▸ Directions for this task: Treat the line containing "Extract the structured" as the first line and the final line of the material below as the last; reproduce that range exactly.

▸ Provided data:
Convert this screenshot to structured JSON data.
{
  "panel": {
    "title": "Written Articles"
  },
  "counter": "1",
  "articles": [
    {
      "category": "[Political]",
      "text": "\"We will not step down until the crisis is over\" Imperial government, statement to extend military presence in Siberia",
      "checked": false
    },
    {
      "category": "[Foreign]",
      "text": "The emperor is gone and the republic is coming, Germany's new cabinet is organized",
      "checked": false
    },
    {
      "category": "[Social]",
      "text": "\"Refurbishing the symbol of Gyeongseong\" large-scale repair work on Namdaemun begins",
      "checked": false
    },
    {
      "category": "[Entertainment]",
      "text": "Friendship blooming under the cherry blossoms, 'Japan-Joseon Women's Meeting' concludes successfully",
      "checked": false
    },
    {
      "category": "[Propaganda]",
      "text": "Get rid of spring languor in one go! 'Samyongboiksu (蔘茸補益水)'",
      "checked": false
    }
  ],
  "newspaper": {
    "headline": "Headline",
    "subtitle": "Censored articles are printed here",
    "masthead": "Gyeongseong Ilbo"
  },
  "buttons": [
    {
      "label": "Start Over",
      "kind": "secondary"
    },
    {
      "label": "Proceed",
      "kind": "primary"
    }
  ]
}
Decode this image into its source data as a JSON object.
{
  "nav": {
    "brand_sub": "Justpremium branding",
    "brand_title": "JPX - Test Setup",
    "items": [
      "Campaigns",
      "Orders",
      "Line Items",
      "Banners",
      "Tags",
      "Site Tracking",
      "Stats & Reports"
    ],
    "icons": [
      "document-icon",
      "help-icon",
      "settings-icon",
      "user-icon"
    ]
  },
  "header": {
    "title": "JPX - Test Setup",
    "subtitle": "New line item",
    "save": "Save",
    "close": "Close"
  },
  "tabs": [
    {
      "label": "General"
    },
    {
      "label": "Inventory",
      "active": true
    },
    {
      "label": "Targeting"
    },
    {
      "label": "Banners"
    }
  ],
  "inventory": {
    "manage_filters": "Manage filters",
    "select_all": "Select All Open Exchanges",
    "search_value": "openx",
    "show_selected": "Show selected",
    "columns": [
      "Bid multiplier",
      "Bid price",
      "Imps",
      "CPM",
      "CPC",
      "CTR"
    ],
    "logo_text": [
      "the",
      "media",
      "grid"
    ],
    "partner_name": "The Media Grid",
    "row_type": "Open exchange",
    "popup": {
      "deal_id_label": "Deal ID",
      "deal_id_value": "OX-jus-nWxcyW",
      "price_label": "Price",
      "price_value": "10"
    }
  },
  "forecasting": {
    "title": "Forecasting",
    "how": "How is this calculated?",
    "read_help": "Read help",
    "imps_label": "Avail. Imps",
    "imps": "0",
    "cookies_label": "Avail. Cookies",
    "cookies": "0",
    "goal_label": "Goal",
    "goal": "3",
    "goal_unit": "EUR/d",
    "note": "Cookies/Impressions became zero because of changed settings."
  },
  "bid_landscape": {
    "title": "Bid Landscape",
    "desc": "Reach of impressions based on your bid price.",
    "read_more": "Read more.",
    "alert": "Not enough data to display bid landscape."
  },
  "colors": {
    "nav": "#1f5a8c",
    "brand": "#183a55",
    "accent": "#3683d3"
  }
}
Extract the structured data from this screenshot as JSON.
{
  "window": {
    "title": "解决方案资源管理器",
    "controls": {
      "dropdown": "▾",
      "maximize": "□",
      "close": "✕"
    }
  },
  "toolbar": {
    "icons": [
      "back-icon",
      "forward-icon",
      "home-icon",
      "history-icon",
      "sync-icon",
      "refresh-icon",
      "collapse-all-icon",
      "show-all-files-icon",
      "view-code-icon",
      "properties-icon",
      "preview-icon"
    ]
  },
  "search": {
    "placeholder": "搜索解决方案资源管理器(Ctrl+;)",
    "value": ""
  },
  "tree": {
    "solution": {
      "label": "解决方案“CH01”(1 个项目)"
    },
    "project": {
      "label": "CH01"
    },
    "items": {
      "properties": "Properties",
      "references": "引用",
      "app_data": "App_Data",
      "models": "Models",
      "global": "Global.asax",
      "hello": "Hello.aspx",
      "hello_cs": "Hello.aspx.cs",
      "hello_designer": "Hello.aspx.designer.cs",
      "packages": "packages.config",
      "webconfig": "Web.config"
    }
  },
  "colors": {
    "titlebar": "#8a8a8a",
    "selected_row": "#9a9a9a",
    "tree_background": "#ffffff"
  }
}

▸ Written response:
Extract the structured data from this screenshot as JSON.
{
  "window": {
    "title": "解决方案资源管理器",
    "controls": {
      "dropdown": "▾",
      "maximize": "□",
      "close": "✕"
    }
  },
  "toolbar": {
    "icons": [
      "back-icon",
      "forward-icon",
      "home-icon",
      "history-icon",
      "sync-icon",
      "refresh-icon",
      "collapse-all-icon",
      "show-all-files-icon",
      "view-code-icon",
      "properties-icon",
      "preview-icon"
    ]
  },
  "search": {
    "placeholder": "搜索解决方案资源管理器(Ctrl+;)",
    "value": ""
  },
  "tree": {
    "solution": {
      "label": "解决方案“CH01”(1 个项目)"
    },
    "project": {
      "label": "CH01"
    },
    "items": {
      "properties": "Properties",
      "references": "引用",
      "app_data": "App_Data",
      "models": "Models",
      "global": "Global.asax",
      "hello": "Hello.aspx",
      "hello_cs": "Hello.aspx.cs",
      "hello_designer": "Hello.aspx.designer.cs",
      "packages": "packages.config",
      "webconfig": "Web.config"
    }
  },
  "colors": {
    "titlebar": "#8a8a8a",
    "selected_row": "#9a9a9a",
    "tree_background": "#ffffff"
  }
}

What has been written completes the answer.